OBJECTIVE:
From the listing below, pull out all lines with "name" in them.
── DATASET RECORDS ──
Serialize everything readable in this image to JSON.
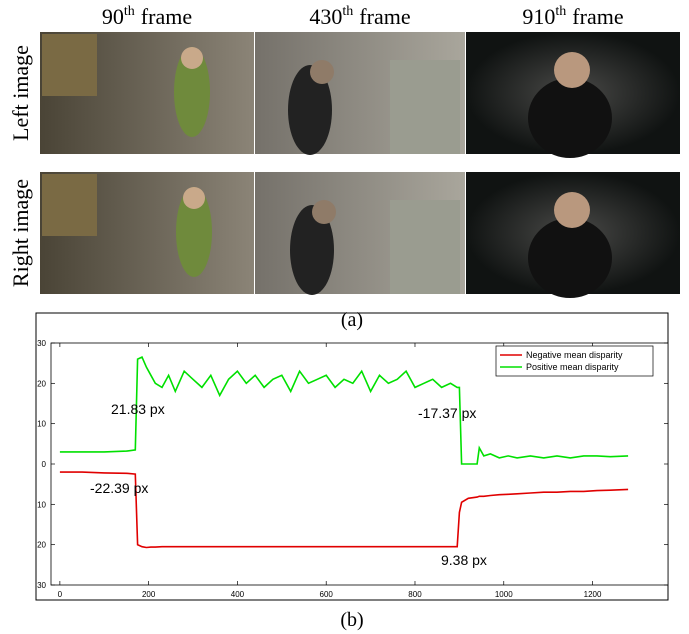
{
  "figure": {
    "column_titles": [
      {
        "base": "90",
        "sup": "th",
        "text": "frame"
      },
      {
        "base": "430",
        "sup": "th",
        "text": "frame"
      },
      {
        "base": "910",
        "sup": "th",
        "text": "frame"
      }
    ],
    "row_labels": [
      "Left image",
      "Right image"
    ],
    "captions": [
      "(a)",
      "(b)"
    ]
  },
  "chart_data": {
    "type": "line",
    "x": [
      0,
      50,
      100,
      150,
      170,
      175,
      185,
      195,
      205,
      215,
      230,
      245,
      260,
      280,
      300,
      320,
      340,
      360,
      380,
      400,
      420,
      440,
      460,
      480,
      500,
      520,
      540,
      560,
      580,
      600,
      620,
      640,
      660,
      680,
      700,
      720,
      740,
      760,
      780,
      800,
      820,
      840,
      860,
      880,
      895,
      900,
      905,
      920,
      940,
      945,
      955,
      970,
      990,
      1010,
      1030,
      1060,
      1090,
      1120,
      1150,
      1180,
      1210,
      1240,
      1280
    ],
    "series": [
      {
        "name": "Negative mean disparity",
        "color": "#e00000",
        "values": [
          -2,
          -2,
          -2.2,
          -2.3,
          -2.5,
          -20,
          -20.5,
          -20.7,
          -20.6,
          -20.6,
          -20.5,
          -20.5,
          -20.5,
          -20.5,
          -20.5,
          -20.5,
          -20.5,
          -20.5,
          -20.5,
          -20.5,
          -20.5,
          -20.5,
          -20.5,
          -20.5,
          -20.5,
          -20.5,
          -20.5,
          -20.5,
          -20.5,
          -20.5,
          -20.5,
          -20.5,
          -20.5,
          -20.5,
          -20.5,
          -20.5,
          -20.5,
          -20.5,
          -20.5,
          -20.5,
          -20.5,
          -20.5,
          -20.5,
          -20.5,
          -20.5,
          -12,
          -9.5,
          -8.5,
          -8.2,
          -8,
          -8,
          -7.8,
          -7.6,
          -7.5,
          -7.4,
          -7.2,
          -7,
          -7,
          -6.8,
          -6.8,
          -6.6,
          -6.5,
          -6.3
        ]
      },
      {
        "name": "Positive mean disparity",
        "color": "#00e000",
        "values": [
          3,
          3,
          3,
          3.2,
          3.5,
          26,
          26.5,
          24,
          22,
          20,
          19,
          22,
          18,
          23,
          21,
          19,
          22,
          17,
          21,
          23,
          20,
          22,
          19,
          21,
          22,
          18,
          23,
          20,
          21,
          22,
          19,
          21,
          20,
          23,
          18,
          22,
          20,
          21,
          23,
          19,
          20,
          21,
          19,
          20,
          19,
          19,
          0,
          0,
          0,
          4,
          2,
          2.5,
          1.5,
          2,
          1.5,
          2,
          1.5,
          2,
          1.5,
          2,
          2,
          1.8,
          2
        ]
      }
    ],
    "xlim": [
      -20,
      1370
    ],
    "xticks": [
      0,
      200,
      400,
      600,
      800,
      1000,
      1200
    ],
    "ylim": [
      -30,
      30
    ],
    "yticks": [
      {
        "value": -30,
        "label": "30"
      },
      {
        "value": -20,
        "label": "20"
      },
      {
        "value": -10,
        "label": "10"
      },
      0,
      10,
      20,
      30
    ],
    "annotations": [
      "21.83 px",
      "-22.39 px",
      "-17.37 px",
      "9.38 px"
    ],
    "legend": "upper right"
  }
}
───
FULL RESPONSE:
        "name": "Negative mean disparity",
        "name": "Positive mean disparity",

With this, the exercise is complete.